* **Exercise task**:
Return every line below in which "JSON" appears.

* **Source records**:

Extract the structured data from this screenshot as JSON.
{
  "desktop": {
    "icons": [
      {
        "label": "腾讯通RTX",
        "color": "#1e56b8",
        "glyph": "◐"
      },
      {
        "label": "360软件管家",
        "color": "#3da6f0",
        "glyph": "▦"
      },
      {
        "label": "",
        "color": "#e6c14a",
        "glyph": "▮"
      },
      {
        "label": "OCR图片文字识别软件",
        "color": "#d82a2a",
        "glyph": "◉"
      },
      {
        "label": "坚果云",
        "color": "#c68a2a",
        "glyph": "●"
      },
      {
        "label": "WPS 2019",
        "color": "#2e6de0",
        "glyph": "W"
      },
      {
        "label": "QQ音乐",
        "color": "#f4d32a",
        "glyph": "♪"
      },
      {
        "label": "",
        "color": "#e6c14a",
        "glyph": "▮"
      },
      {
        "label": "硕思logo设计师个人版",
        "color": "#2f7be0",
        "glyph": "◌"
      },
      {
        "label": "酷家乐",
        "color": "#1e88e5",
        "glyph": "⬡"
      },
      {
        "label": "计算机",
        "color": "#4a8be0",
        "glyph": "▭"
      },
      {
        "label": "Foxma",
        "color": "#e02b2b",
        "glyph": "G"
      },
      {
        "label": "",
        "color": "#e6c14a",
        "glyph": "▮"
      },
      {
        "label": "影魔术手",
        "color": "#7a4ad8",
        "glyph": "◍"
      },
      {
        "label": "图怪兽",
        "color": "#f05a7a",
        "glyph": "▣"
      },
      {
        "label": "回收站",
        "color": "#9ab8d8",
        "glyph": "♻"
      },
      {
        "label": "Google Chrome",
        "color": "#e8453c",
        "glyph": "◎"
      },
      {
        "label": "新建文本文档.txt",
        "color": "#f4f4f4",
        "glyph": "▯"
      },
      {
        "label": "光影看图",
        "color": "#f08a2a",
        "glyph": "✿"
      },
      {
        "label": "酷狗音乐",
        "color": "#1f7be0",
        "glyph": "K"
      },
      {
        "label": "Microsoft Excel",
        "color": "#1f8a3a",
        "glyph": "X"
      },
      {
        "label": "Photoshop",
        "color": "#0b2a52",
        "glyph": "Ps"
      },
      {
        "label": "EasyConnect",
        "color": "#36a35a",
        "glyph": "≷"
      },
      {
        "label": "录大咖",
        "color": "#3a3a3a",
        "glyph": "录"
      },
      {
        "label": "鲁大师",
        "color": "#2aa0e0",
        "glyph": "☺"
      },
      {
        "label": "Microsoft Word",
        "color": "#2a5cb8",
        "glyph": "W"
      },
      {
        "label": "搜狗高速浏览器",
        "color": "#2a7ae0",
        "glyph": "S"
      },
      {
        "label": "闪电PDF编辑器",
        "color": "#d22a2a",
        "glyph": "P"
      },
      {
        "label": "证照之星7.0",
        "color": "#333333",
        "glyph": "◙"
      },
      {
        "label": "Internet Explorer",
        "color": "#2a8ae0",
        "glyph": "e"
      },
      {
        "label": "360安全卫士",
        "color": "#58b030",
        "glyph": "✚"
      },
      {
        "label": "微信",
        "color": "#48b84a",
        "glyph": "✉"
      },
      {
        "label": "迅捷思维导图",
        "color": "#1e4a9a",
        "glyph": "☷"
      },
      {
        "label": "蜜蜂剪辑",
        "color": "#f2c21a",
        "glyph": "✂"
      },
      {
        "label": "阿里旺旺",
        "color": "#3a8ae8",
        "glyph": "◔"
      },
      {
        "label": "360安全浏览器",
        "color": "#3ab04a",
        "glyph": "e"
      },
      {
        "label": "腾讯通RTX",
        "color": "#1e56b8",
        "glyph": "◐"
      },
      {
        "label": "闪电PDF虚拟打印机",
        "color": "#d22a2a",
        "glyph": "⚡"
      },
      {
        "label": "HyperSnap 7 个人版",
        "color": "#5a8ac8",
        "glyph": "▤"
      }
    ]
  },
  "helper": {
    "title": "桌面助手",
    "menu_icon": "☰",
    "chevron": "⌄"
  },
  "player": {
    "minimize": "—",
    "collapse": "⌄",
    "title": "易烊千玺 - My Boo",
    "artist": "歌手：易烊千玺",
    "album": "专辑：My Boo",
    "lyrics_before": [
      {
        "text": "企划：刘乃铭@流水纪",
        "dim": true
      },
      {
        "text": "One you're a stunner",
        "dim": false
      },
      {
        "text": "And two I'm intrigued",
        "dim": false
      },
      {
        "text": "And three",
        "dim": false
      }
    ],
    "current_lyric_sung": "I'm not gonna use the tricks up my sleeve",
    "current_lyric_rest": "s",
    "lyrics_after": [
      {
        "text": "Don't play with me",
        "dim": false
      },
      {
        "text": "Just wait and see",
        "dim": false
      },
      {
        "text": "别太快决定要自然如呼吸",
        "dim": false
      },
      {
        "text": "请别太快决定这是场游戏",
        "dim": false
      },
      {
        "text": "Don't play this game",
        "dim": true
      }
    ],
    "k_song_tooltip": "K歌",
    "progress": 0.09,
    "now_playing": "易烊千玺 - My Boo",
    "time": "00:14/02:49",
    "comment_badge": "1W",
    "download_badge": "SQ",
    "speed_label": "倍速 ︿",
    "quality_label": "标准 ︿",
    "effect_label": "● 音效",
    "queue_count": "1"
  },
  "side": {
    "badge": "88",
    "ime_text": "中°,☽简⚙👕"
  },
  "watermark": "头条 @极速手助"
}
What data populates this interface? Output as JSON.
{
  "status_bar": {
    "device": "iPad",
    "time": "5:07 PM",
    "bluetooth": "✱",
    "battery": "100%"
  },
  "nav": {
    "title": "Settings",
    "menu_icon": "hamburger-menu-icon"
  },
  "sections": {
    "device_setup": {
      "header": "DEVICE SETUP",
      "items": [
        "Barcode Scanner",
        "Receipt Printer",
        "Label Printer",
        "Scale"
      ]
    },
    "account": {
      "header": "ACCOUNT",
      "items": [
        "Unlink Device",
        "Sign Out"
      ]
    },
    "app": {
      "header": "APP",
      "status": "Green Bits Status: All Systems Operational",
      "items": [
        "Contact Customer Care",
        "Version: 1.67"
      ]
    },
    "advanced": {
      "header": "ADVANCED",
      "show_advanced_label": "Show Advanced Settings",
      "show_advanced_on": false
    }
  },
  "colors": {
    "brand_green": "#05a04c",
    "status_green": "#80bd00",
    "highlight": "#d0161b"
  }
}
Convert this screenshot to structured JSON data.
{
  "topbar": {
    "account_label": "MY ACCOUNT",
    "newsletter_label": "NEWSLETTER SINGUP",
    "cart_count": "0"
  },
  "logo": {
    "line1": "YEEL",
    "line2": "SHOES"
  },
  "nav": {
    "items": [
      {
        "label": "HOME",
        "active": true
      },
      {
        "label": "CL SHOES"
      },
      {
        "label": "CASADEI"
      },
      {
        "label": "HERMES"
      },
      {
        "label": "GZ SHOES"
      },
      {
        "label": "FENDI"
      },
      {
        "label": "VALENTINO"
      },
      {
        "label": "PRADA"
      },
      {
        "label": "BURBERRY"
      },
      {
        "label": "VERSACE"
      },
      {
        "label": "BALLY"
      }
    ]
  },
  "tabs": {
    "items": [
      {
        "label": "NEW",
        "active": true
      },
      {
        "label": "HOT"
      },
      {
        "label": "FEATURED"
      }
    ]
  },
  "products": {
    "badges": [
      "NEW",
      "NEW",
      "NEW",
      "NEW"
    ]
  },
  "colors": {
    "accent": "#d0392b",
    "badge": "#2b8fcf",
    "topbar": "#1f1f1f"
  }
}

* **Problem solution**:
Extract the structured data from this screenshot as JSON.
What data populates this interface? Output as JSON.
Convert this screenshot to structured JSON data.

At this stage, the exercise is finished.